* [Your goal]: Pick out each line below containing "brightness".

──────── Records to use

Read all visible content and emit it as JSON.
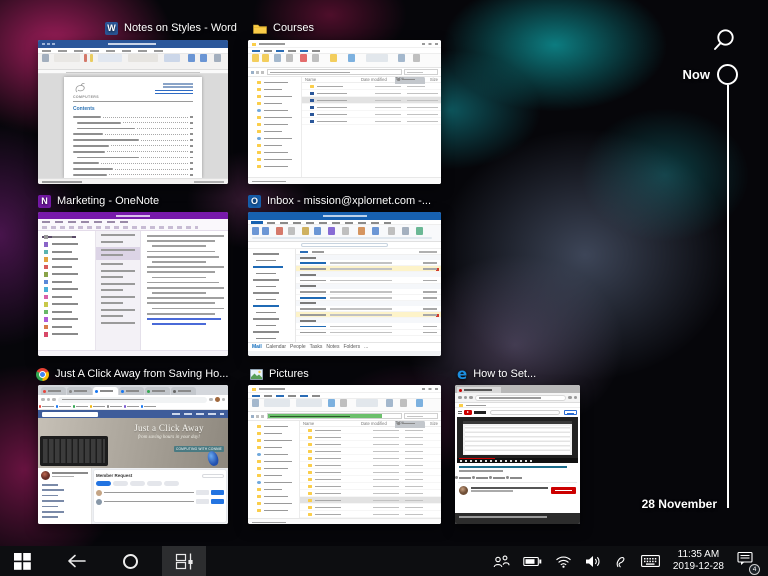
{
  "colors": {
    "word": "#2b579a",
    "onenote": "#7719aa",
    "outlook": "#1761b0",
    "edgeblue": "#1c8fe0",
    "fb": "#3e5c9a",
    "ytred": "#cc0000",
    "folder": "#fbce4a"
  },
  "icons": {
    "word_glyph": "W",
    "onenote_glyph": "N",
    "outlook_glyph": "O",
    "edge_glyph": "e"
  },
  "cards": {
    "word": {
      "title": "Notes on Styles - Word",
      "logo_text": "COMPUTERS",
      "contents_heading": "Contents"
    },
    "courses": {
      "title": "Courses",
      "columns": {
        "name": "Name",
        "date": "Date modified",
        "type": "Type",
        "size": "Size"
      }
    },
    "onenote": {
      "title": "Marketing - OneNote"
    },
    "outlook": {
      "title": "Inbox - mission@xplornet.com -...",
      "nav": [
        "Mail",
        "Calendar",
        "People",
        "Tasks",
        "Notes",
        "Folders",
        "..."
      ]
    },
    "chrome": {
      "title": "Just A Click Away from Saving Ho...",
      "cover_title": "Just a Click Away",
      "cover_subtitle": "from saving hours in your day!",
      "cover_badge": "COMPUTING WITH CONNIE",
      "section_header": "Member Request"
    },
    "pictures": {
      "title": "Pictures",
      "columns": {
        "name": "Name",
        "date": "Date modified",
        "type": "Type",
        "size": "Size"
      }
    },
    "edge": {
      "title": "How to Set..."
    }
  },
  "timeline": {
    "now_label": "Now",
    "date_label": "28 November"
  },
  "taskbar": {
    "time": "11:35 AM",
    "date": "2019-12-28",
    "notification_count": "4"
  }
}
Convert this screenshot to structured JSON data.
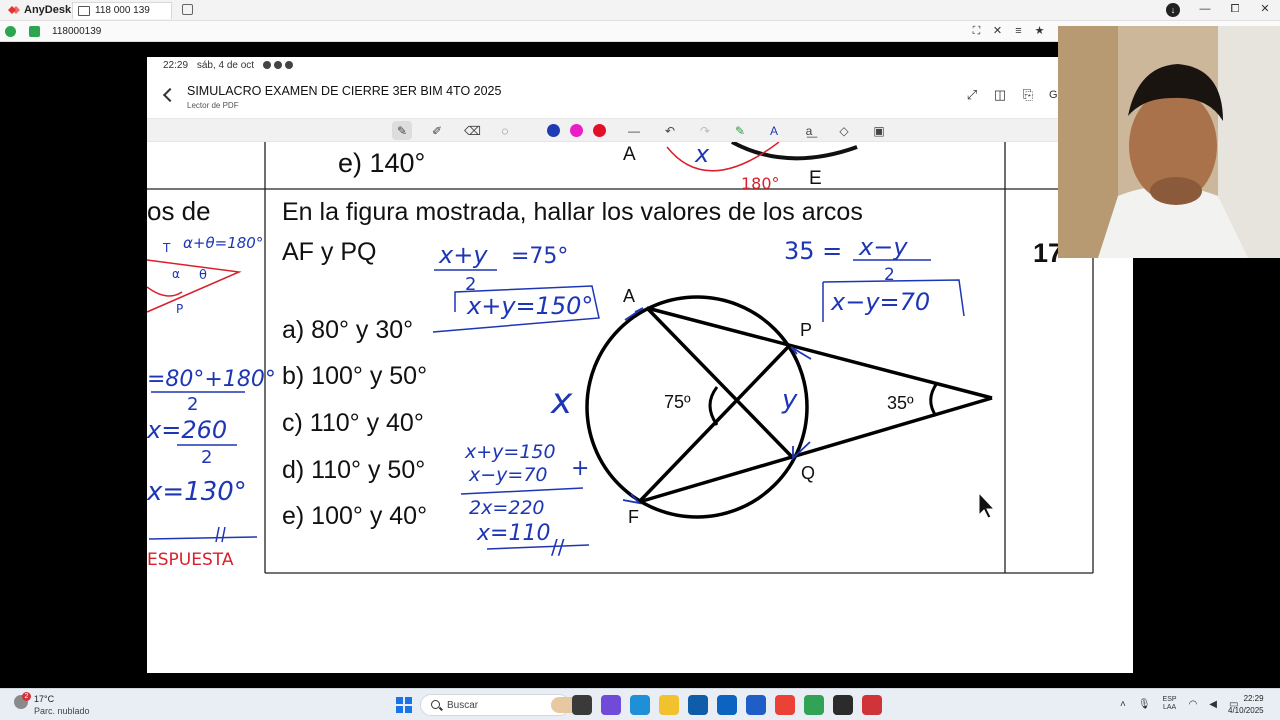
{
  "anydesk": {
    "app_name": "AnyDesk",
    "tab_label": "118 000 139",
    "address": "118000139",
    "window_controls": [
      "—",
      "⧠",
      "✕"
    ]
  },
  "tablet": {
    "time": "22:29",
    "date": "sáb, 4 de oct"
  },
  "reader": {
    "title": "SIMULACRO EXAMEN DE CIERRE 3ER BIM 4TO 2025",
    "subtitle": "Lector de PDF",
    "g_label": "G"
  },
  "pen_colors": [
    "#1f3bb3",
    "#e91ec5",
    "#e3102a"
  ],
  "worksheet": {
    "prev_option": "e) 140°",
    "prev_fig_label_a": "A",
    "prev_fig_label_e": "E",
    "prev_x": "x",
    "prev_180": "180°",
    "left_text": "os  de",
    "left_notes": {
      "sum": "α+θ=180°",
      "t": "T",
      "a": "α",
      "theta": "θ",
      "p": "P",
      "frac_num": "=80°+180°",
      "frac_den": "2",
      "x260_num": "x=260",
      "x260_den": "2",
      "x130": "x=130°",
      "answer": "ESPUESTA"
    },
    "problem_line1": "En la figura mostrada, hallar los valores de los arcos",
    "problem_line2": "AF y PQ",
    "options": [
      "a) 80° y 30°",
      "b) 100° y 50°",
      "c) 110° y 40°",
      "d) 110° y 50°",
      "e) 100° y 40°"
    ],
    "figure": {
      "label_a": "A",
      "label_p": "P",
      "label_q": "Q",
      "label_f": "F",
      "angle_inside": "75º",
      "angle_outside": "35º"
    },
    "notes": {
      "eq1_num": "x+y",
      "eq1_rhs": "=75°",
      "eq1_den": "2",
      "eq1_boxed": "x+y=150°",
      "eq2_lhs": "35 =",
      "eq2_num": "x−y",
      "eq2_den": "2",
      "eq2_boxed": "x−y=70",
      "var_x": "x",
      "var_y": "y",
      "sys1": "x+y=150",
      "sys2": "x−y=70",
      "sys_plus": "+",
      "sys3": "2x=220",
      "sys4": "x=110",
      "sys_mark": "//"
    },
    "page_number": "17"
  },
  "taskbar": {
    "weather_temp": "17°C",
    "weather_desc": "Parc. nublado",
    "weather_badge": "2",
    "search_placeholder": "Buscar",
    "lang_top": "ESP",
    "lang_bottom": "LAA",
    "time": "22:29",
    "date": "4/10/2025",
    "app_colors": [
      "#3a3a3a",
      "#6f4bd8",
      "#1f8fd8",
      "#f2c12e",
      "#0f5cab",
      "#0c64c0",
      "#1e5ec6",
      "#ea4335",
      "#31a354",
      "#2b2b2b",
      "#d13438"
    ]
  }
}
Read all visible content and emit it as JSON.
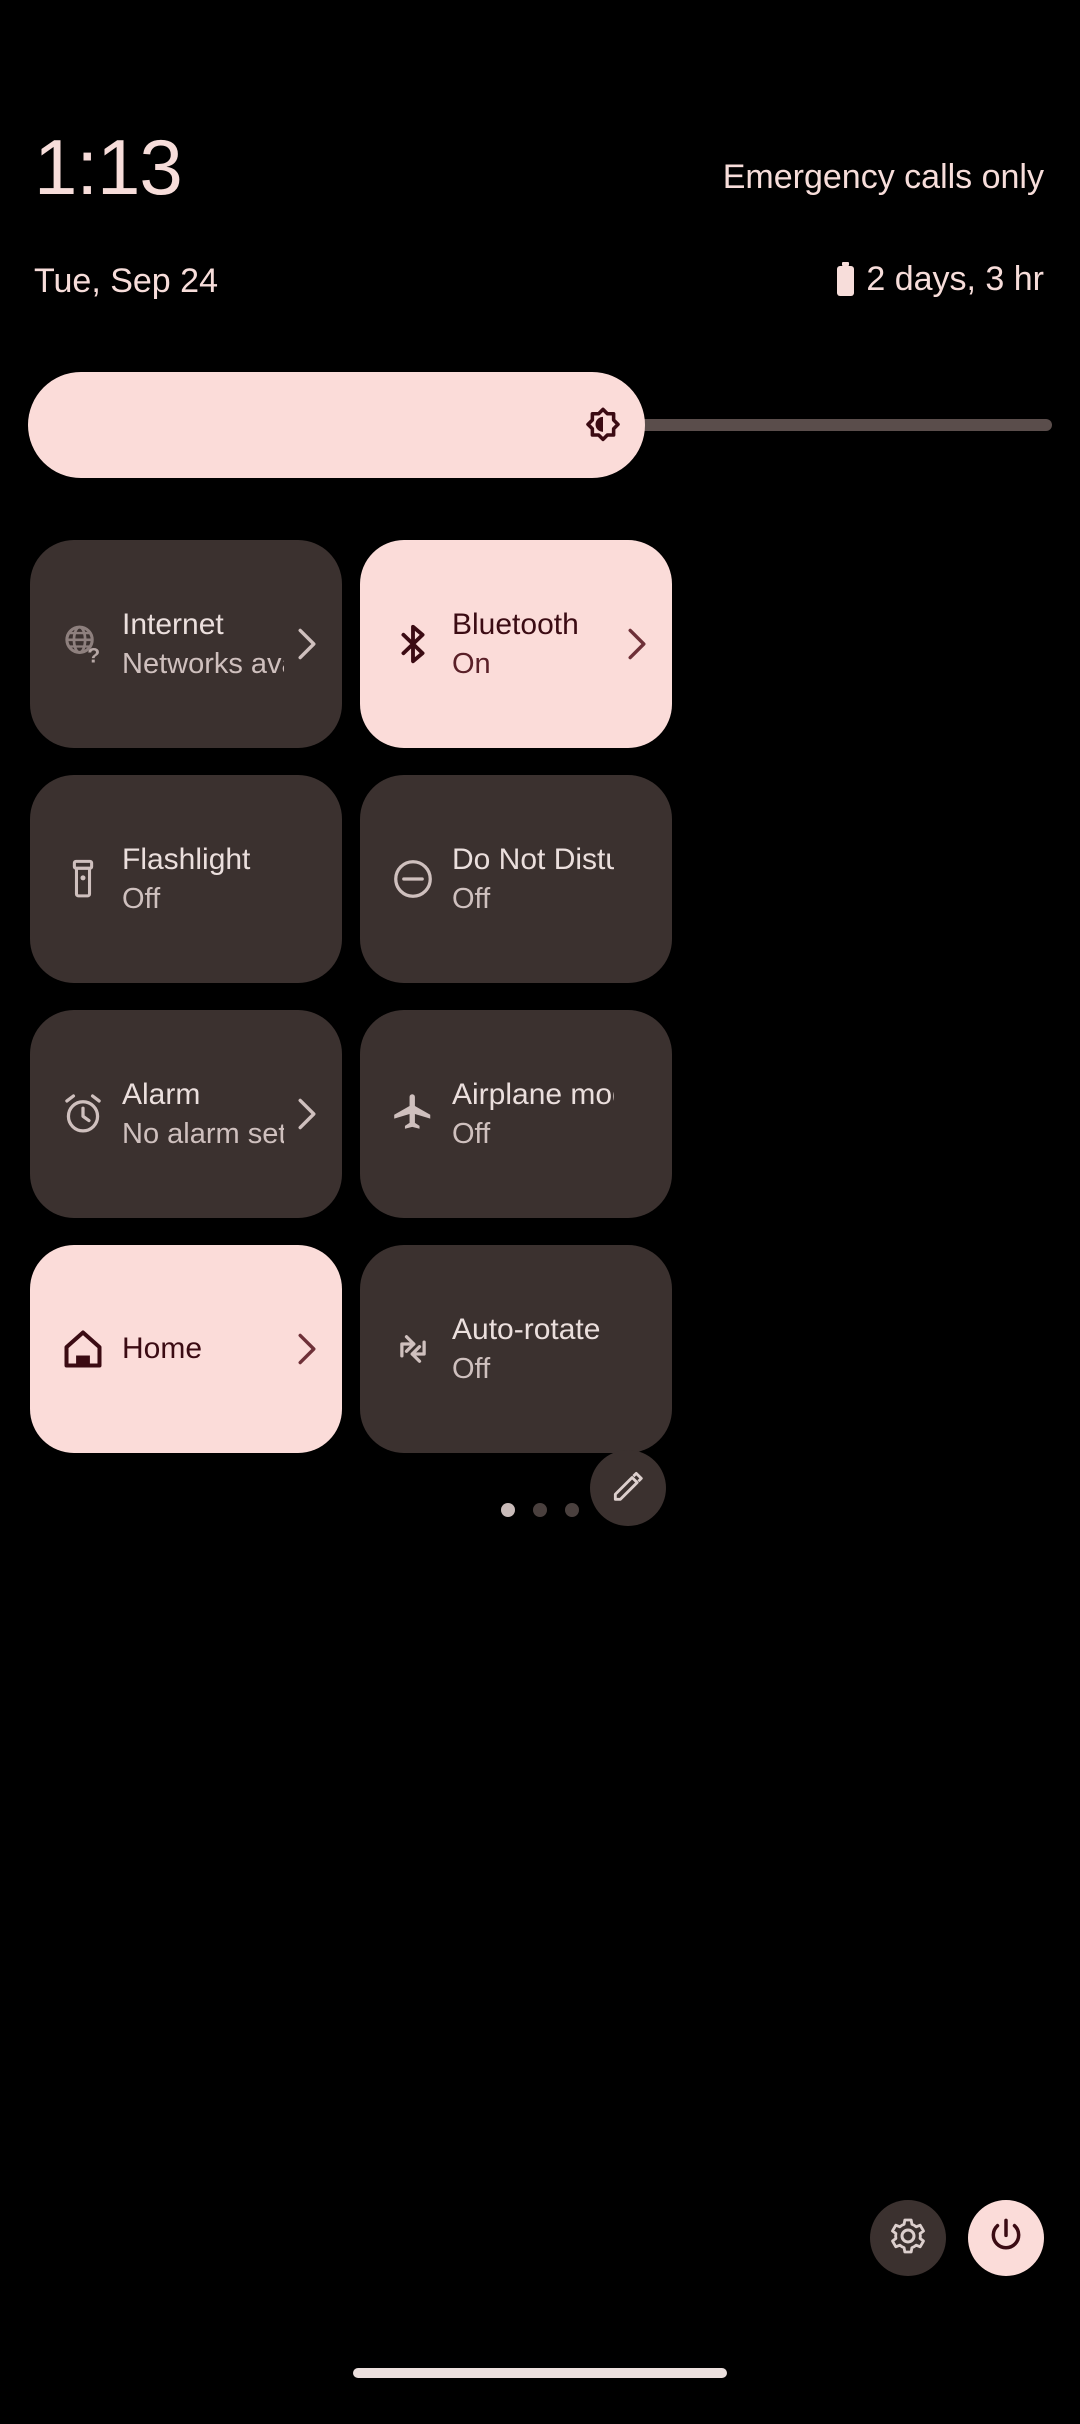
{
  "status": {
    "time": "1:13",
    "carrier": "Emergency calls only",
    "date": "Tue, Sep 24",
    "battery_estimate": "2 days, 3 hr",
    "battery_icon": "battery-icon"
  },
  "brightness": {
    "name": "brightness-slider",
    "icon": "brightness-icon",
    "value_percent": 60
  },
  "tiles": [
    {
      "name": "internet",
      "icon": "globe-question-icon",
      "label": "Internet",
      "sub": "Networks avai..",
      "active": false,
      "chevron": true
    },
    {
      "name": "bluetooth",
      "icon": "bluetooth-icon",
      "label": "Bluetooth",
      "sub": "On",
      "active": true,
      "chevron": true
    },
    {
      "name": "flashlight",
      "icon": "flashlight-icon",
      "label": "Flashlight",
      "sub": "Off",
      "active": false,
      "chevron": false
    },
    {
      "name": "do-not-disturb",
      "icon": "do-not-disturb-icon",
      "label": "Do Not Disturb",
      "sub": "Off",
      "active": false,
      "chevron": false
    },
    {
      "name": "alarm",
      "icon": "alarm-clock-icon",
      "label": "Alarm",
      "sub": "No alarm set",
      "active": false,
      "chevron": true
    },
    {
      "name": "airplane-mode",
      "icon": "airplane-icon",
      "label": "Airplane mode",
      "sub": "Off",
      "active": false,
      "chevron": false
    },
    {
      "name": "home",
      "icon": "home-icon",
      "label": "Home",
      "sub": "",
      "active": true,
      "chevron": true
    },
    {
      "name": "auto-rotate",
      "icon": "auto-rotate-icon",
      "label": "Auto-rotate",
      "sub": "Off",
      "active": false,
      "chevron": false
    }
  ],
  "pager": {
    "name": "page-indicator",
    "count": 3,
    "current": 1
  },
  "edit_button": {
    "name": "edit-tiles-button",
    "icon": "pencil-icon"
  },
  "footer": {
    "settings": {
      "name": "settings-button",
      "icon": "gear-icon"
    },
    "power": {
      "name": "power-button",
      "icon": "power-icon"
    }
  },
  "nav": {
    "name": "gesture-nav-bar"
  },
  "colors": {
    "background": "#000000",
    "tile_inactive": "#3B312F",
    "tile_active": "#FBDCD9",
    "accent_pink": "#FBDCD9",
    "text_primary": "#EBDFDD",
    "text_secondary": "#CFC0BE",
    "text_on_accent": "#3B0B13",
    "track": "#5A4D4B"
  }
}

────────────────

* [Complete response]:
  "brightness": {
    "name": "brightness-slider",
    "icon": "brightness-icon",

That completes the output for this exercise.